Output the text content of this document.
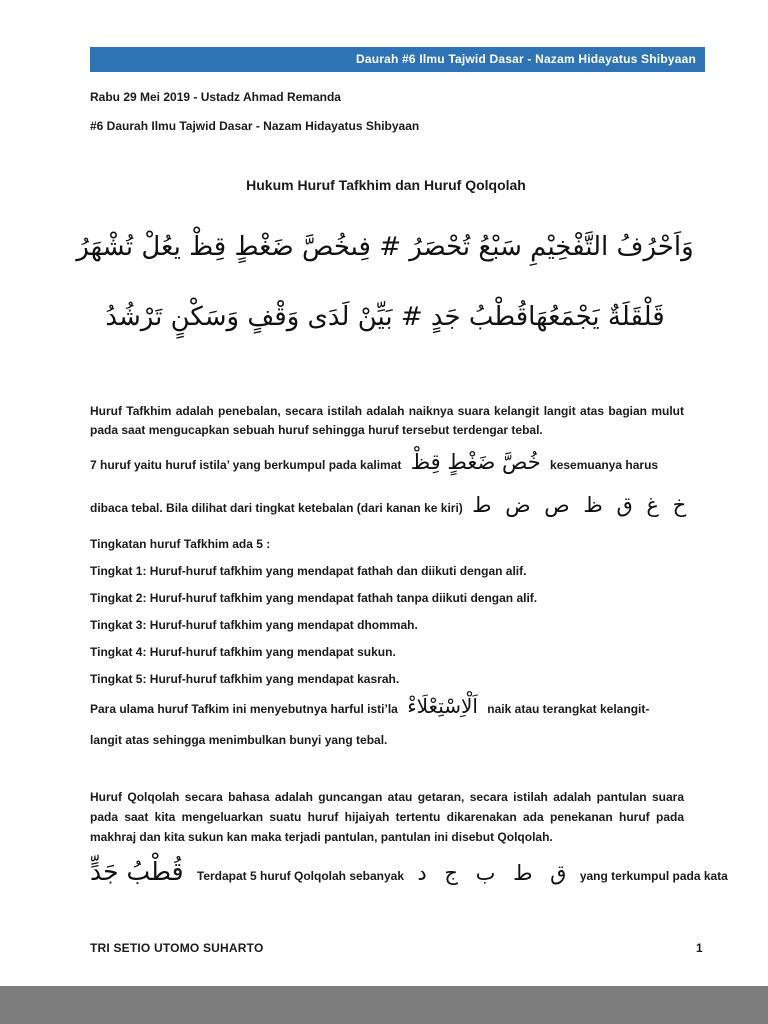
Daurah #6 Ilmu Tajwid Dasar - Nazam Hidayatus Shibyaan
Rabu 29 Mei 2019 - Ustadz Ahmad Remanda
#6 Daurah Ilmu Tajwid Dasar - Nazam Hidayatus Shibyaan
Hukum Huruf Tafkhim dan Huruf Qolqolah
وَاَحْرُفُ التَّفْخِيْمِ سَبْعُ تُحْصَرُ # فِىخُصَّ ضَغْطٍ قِظْ يعُلْ تُشْهَرُ
قَلْقَلَةٌ يَجْمَعُهَاقُطْبُ جَدٍ # بَيِّنْ لَدَى وَقْفٍ وَسَكْنٍ تَرْشُدُ
Huruf Tafkhim adalah penebalan, secara istilah adalah naiknya suara kelangit langit atas bagian mulut pada saat mengucapkan sebuah huruf sehingga huruf tersebut terdengar tebal.
7 huruf yaitu huruf istila’ yang berkumpul pada kalimat خُصَّ ضَغْطٍ قِظْ kesemuanya harus
dibaca tebal. Bila dilihat dari tingkat ketebalan (dari kanan ke kiri) خ غ ق ظ ص ض ط
Tingkatan huruf Tafkhim ada 5 :
Tingkat 1: Huruf-huruf tafkhim yang mendapat fathah dan diikuti dengan alif.
Tingkat 2: Huruf-huruf tafkhim yang mendapat fathah tanpa diikuti dengan alif.
Tingkat 3: Huruf-huruf tafkhim yang mendapat dhommah.
Tingkat 4: Huruf-huruf tafkhim yang mendapat sukun.
Tingkat 5: Huruf-huruf tafkhim yang mendapat kasrah.
Para ulama huruf Tafkim ini menyebutnya harful isti’la اَلْاِسْتِعْلَاءْ naik atau terangkat kelangit-
langit atas sehingga menimbulkan bunyi yang tebal.
Huruf Qolqolah secara bahasa adalah guncangan atau getaran, secara istilah adalah pantulan suara pada saat kita mengeluarkan suatu huruf hijaiyah tertentu dikarenakan ada penekanan huruf pada makhraj dan kita sukun kan maka terjadi pantulan, pantulan ini disebut Qolqolah.
قُطْبُ جَدٍّ Terdapat 5 huruf Qolqolah sebanyak ق ط ب ج د yang terkumpul pada kata
TRI SETIO UTOMO SUHARTO	1
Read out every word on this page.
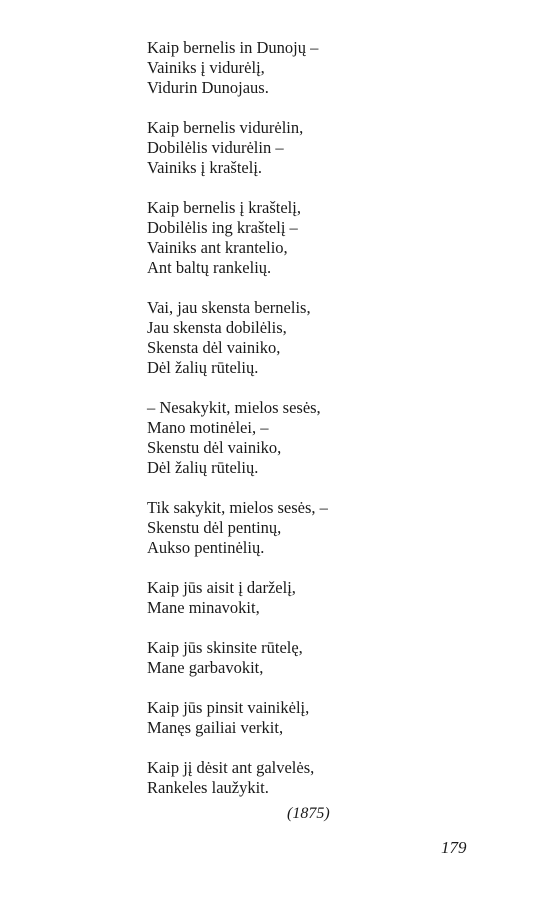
Kaip bernelis in Dunojų –
Vainiks į vidurėlį,
Vidurin Dunojaus.
Kaip bernelis vidurėlin,
Dobilėlis vidurėlin –
Vainiks į kraštelį.
Kaip bernelis į kraštelį,
Dobilėlis ing kraštelį –
Vainiks ant krantelio,
Ant baltų rankelių.
Vai, jau skensta bernelis,
Jau skensta dobilėlis,
Skensta dėl vainiko,
Dėl žalių rūtelių.
– Nesakykit, mielos sesės,
Mano motinėlei, –
Skenstu dėl vainiko,
Dėl žalių rūtelių.
Tik sakykit, mielos sesės, –
Skenstu dėl pentinų,
Aukso pentinėlių.
Kaip jūs aisit į darželį,
Mane minavokit,
Kaip jūs skinsite rūtelę,
Mane garbavokit,
Kaip jūs pinsit vainikėlį,
Manęs gailiai verkit,
Kaip jį dėsit ant galvelės,
Rankeles laužykit.
(1875)
179
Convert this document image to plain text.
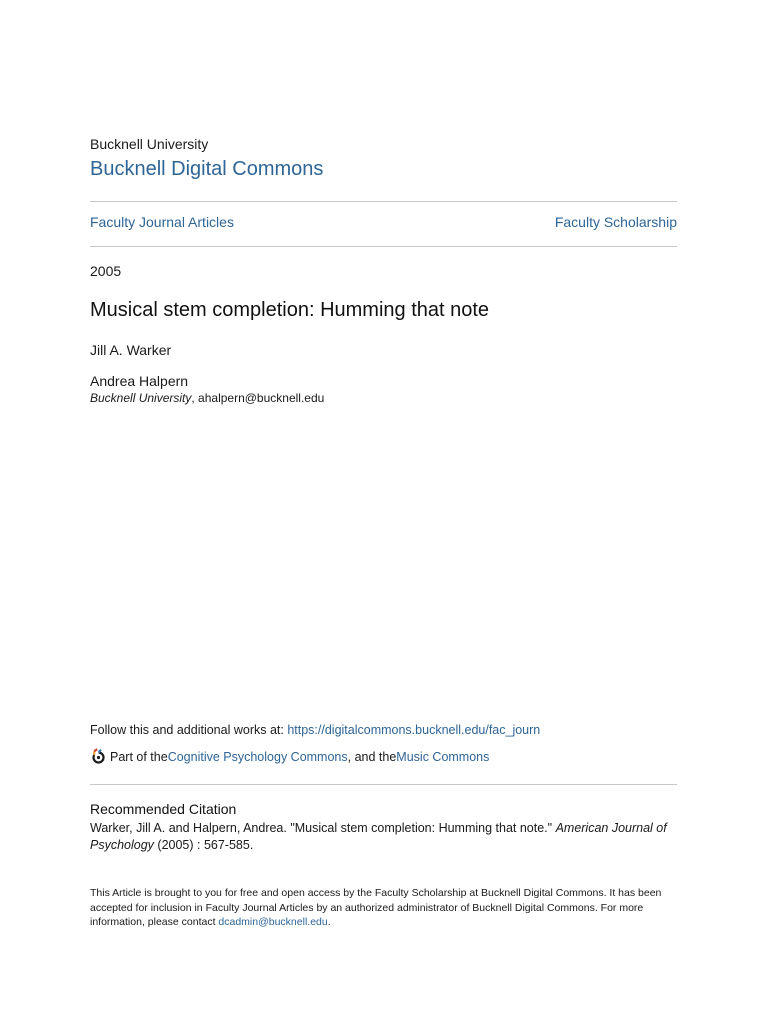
Bucknell University
Bucknell Digital Commons
Faculty Journal Articles	Faculty Scholarship
2005
Musical stem completion: Humming that note
Jill A. Warker
Andrea Halpern
Bucknell University, ahalpern@bucknell.edu
Follow this and additional works at: https://digitalcommons.bucknell.edu/fac_journ
Part of the Cognitive Psychology Commons , and the Music Commons
Recommended Citation
Warker, Jill A. and Halpern, Andrea. "Musical stem completion: Humming that note." American Journal of Psychology (2005) : 567-585.
This Article is brought to you for free and open access by the Faculty Scholarship at Bucknell Digital Commons. It has been accepted for inclusion in Faculty Journal Articles by an authorized administrator of Bucknell Digital Commons. For more information, please contact dcadmin@bucknell.edu.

-*-

» **Given instruction**: In the entries above, find each line with the word "completion" and copy it.

» **Solution to the problem**:
Musical stem completion: Humming that note
Warker, Jill A. and Halpern, Andrea. "Musical stem completion: Humming that note." American Journal of Psychology (2005) : 567-585.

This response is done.